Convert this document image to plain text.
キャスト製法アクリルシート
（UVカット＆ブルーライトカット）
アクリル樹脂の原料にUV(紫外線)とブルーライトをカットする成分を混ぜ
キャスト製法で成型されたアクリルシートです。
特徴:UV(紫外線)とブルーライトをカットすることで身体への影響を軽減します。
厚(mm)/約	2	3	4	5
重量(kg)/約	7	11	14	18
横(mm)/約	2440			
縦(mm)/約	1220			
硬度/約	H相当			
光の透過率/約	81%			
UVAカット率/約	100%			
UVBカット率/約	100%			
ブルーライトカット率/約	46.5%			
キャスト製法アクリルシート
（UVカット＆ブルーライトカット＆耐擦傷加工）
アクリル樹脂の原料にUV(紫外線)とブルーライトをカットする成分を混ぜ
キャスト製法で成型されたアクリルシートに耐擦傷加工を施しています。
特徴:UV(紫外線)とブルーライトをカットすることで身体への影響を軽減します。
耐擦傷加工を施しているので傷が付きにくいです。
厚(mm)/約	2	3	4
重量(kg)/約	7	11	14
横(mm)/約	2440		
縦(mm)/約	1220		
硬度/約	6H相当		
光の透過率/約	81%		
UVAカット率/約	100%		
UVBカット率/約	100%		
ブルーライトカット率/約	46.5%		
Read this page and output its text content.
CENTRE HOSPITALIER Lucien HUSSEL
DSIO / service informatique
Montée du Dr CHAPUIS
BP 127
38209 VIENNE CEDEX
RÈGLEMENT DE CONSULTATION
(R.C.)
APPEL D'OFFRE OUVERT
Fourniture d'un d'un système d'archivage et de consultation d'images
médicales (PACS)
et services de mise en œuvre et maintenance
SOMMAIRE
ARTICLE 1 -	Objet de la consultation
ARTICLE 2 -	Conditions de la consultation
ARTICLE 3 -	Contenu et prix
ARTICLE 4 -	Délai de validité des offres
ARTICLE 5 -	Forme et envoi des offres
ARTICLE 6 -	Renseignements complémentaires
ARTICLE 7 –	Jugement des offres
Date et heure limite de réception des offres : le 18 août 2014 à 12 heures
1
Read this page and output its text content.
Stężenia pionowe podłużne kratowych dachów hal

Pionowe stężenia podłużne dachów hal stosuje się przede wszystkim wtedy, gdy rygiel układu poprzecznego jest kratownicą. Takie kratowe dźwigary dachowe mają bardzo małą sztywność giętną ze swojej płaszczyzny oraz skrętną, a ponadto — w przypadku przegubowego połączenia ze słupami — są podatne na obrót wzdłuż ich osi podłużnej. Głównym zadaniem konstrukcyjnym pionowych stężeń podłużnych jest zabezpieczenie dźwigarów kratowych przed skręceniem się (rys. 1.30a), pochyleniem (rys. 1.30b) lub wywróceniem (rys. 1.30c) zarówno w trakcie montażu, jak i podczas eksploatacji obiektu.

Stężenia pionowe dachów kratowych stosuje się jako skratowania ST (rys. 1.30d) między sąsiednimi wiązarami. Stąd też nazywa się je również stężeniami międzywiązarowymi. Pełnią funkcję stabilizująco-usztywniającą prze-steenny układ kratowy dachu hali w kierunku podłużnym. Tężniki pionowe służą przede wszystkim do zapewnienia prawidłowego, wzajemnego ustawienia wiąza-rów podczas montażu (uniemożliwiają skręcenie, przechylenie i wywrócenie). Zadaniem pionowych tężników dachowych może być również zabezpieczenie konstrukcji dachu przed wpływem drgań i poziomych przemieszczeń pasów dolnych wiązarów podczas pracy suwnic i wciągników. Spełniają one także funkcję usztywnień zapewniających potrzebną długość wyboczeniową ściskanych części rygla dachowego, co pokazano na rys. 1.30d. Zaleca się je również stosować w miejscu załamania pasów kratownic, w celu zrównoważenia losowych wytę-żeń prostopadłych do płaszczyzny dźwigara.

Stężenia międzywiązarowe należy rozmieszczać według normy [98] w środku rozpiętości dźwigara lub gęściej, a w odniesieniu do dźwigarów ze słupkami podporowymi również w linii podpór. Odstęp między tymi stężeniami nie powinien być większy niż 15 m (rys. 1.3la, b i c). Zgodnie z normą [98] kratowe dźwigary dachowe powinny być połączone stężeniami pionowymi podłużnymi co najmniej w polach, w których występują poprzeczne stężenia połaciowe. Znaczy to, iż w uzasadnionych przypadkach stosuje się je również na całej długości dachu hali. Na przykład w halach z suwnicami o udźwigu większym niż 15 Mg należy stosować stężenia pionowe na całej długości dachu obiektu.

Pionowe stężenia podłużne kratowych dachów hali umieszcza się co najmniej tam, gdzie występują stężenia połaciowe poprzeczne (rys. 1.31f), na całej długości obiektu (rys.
—————
Return the whole listing exactly.

Convert this document image to plain text.
キャスト製法アクリルシート
（UVカット＆ブルーライトカット）
アクリル樹脂の原料にUV(紫外線)とブルーライトをカットする成分を混ぜ
キャスト製法で成型されたアクリルシートです。
特徴:UV(紫外線)とブルーライトをカットすることで身体への影響を軽減します。
厚(mm)/約	2	3	4	5
重量(kg)/約	7	11	14	18
横(mm)/約	2440			
縦(mm)/約	1220			
硬度/約	H相当			
光の透過率/約	81%			
UVAカット率/約	100%			
UVBカット率/約	100%			
ブルーライトカット率/約	46.5%			
キャスト製法アクリルシート
（UVカット＆ブルーライトカット＆耐擦傷加工）
アクリル樹脂の原料にUV(紫外線)とブルーライトをカットする成分を混ぜ
キャスト製法で成型されたアクリルシートに耐擦傷加工を施しています。
特徴:UV(紫外線)とブルーライトをカットすることで身体への影響を軽減します。
耐擦傷加工を施しているので傷が付きにくいです。
厚(mm)/約	2	3	4
重量(kg)/約	7	11	14
横(mm)/約	2440		
縦(mm)/約	1220		
硬度/約	6H相当		
光の透過率/約	81%		
UVAカット率/約	100%		
UVBカット率/約	100%		
ブルーライトカット率/約	46.5%		
Read this page and output its text content.
CENTRE HOSPITALIER Lucien HUSSEL
DSIO / service informatique
Montée du Dr CHAPUIS
BP 127
38209 VIENNE CEDEX
RÈGLEMENT DE CONSULTATION
(R.C.)
APPEL D'OFFRE OUVERT
Fourniture d'un d'un système d'archivage et de consultation d'images
médicales (PACS)
et services de mise en œuvre et maintenance
SOMMAIRE
ARTICLE 1 -	Objet de la consultation
ARTICLE 2 -	Conditions de la consultation
ARTICLE 3 -	Contenu et prix
ARTICLE 4 -	Délai de validité des offres
ARTICLE 5 -	Forme et envoi des offres
ARTICLE 6 -	Renseignements complémentaires
ARTICLE 7 –	Jugement des offres
Date et heure limite de réception des offres : le 18 août 2014 à 12 heures
1
Read this page and output its text content.
Stężenia pionowe podłużne kratowych dachów hal

Pionowe stężenia podłużne dachów hal stosuje się przede wszystkim wtedy, gdy rygiel układu poprzecznego jest kratownicą. Takie kratowe dźwigary dachowe mają bardzo małą sztywność giętną ze swojej płaszczyzny oraz skrętną, a ponadto — w przypadku przegubowego połączenia ze słupami — są podatne na obrót wzdłuż ich osi podłużnej. Głównym zadaniem konstrukcyjnym pionowych stężeń podłużnych jest zabezpieczenie dźwigarów kratowych przed skręceniem się (rys. 1.30a), pochyleniem (rys. 1.30b) lub wywróceniem (rys. 1.30c) zarówno w trakcie montażu, jak i podczas eksploatacji obiektu.

Stężenia pionowe dachów kratowych stosuje się jako skratowania ST (rys. 1.30d) między sąsiednimi wiązarami. Stąd też nazywa się je również stężeniami międzywiązarowymi. Pełnią funkcję stabilizująco-usztywniającą prze-steenny układ kratowy dachu hali w kierunku podłużnym. Tężniki pionowe służą przede wszystkim do zapewnienia prawidłowego, wzajemnego ustawienia wiąza-rów podczas montażu (uniemożliwiają skręcenie, przechylenie i wywrócenie). Zadaniem pionowych tężników dachowych może być również zabezpieczenie konstrukcji dachu przed wpływem drgań i poziomych przemieszczeń pasów dolnych wiązarów podczas pracy suwnic i wciągników. Spełniają one także funkcję usztywnień zapewniających potrzebną długość wyboczeniową ściskanych części rygla dachowego, co pokazano na rys. 1.30d. Zaleca się je również stosować w miejscu załamania pasów kratownic, w celu zrównoważenia losowych wytę-żeń prostopadłych do płaszczyzny dźwigara.

Stężenia międzywiązarowe należy rozmieszczać według normy [98] w środku rozpiętości dźwigara lub gęściej, a w odniesieniu do dźwigarów ze słupkami podporowymi również w linii podpór. Odstęp między tymi stężeniami nie powinien być większy niż 15 m (rys. 1.3la, b i c). Zgodnie z normą [98] kratowe dźwigary dachowe powinny być połączone stężeniami pionowymi podłużnymi co najmniej w polach, w których występują poprzeczne stężenia połaciowe. Znaczy to, iż w uzasadnionych przypadkach stosuje się je również na całej długości dachu hali. Na przykład w halach z suwnicami o udźwigu większym niż 15 Mg należy stosować stężenia pionowe na całej długości dachu obiektu.

Pionowe stężenia podłużne kratowych dachów hali umieszcza się co najmniej tam, gdzie występują stężenia połaciowe poprzeczne (rys. 1.31f), na całej długości obiektu (rys.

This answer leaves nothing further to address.